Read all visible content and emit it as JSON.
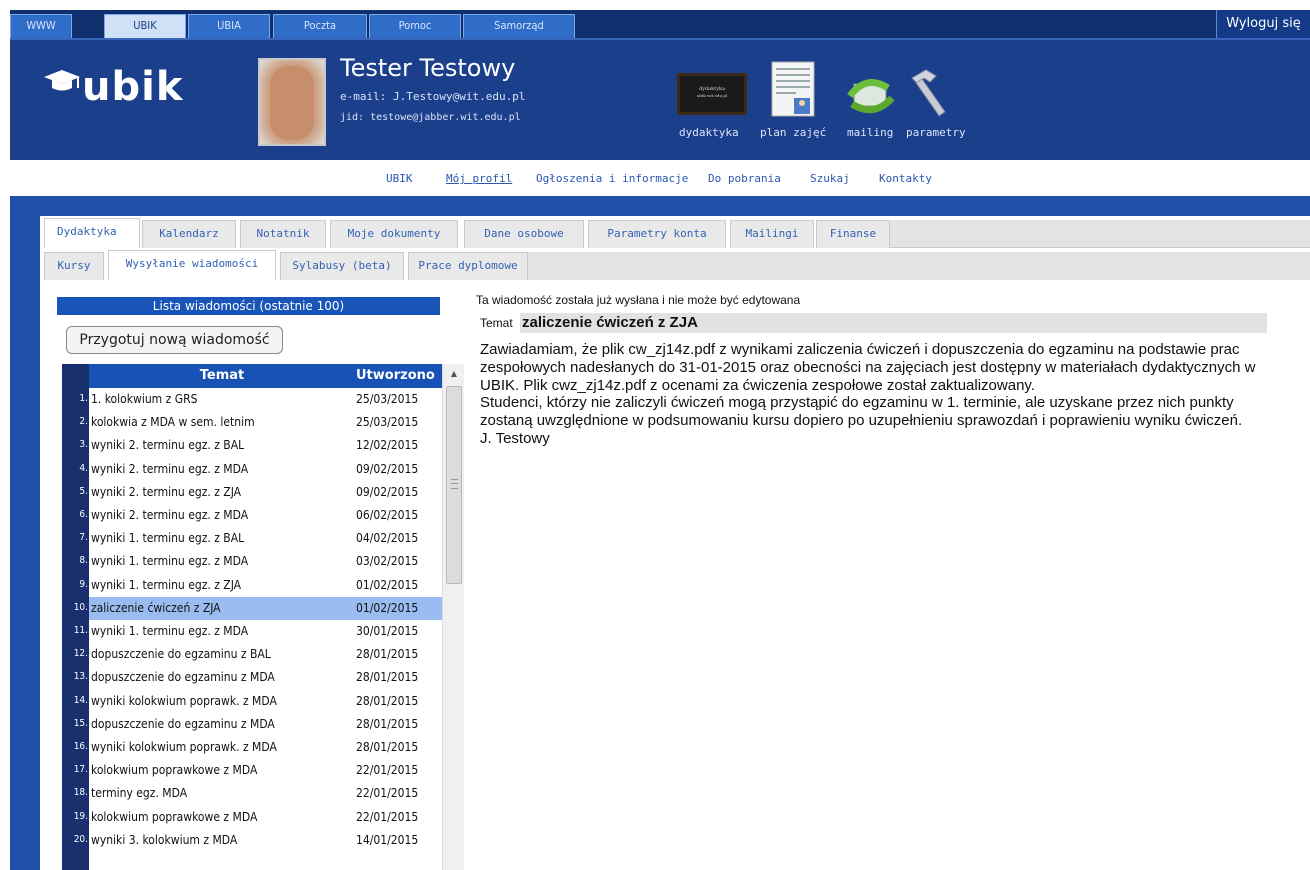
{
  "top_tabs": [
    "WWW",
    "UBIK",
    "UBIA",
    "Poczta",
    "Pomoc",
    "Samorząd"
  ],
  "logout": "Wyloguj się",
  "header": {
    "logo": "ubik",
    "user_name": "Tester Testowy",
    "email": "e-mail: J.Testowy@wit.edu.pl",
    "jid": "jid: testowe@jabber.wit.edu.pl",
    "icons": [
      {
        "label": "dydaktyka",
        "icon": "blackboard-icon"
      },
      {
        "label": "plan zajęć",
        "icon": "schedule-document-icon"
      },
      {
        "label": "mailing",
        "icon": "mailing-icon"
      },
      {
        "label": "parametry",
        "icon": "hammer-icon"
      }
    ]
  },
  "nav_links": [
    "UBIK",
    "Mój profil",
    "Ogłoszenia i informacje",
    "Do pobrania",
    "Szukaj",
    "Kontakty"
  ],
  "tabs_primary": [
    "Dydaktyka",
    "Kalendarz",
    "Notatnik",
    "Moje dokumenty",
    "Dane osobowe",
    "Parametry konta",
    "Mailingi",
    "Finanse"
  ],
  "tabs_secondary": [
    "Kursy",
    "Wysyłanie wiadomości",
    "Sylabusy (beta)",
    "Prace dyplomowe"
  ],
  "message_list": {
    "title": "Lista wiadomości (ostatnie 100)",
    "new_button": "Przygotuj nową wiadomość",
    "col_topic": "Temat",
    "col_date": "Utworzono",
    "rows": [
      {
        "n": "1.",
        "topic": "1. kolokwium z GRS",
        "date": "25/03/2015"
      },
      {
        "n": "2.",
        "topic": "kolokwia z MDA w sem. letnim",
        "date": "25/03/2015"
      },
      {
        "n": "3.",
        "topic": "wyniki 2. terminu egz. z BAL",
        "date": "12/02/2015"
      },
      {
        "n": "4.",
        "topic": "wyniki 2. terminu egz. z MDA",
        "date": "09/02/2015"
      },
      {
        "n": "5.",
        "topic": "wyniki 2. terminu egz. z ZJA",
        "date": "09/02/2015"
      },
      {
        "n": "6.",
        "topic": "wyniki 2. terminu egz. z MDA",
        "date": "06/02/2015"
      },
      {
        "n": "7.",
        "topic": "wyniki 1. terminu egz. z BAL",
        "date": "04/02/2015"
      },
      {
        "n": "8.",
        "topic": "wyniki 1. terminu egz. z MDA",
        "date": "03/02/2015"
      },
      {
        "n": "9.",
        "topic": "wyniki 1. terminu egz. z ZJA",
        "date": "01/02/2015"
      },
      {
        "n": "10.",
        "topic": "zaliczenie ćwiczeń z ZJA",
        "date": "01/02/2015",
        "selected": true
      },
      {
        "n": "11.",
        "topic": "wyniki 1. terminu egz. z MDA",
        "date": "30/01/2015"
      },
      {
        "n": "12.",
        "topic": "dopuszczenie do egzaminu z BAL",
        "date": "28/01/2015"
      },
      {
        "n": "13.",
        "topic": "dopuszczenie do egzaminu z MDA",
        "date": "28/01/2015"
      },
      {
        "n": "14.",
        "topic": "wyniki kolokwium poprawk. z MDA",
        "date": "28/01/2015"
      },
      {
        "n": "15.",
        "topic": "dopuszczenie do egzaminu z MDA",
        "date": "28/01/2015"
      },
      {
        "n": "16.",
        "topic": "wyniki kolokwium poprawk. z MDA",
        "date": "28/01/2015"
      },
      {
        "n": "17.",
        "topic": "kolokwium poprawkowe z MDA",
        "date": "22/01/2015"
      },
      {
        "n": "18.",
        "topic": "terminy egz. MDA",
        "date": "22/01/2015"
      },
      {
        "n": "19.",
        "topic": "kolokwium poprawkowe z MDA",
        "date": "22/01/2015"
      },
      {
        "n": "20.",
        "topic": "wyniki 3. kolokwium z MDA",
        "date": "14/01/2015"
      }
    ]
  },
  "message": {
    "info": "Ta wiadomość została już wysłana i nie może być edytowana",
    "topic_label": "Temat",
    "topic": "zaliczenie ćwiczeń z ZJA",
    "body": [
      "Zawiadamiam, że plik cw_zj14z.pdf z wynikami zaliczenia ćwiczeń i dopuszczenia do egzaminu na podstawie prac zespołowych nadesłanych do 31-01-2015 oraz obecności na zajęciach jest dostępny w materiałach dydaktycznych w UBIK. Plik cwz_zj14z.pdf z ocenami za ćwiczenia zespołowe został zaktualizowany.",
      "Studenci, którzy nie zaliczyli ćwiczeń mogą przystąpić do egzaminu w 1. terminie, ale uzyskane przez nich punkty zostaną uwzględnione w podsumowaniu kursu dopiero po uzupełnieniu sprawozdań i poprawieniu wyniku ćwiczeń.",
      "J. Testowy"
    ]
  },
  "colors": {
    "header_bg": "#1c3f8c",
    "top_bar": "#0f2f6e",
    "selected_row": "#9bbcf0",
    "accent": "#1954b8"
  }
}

Exercise instructions → Find each line holding the string "zaliczenie" and copy it out.

Exercise response →
        "topic": "zaliczenie ćwiczeń z ZJA",
    "topic": "zaliczenie ćwiczeń z ZJA",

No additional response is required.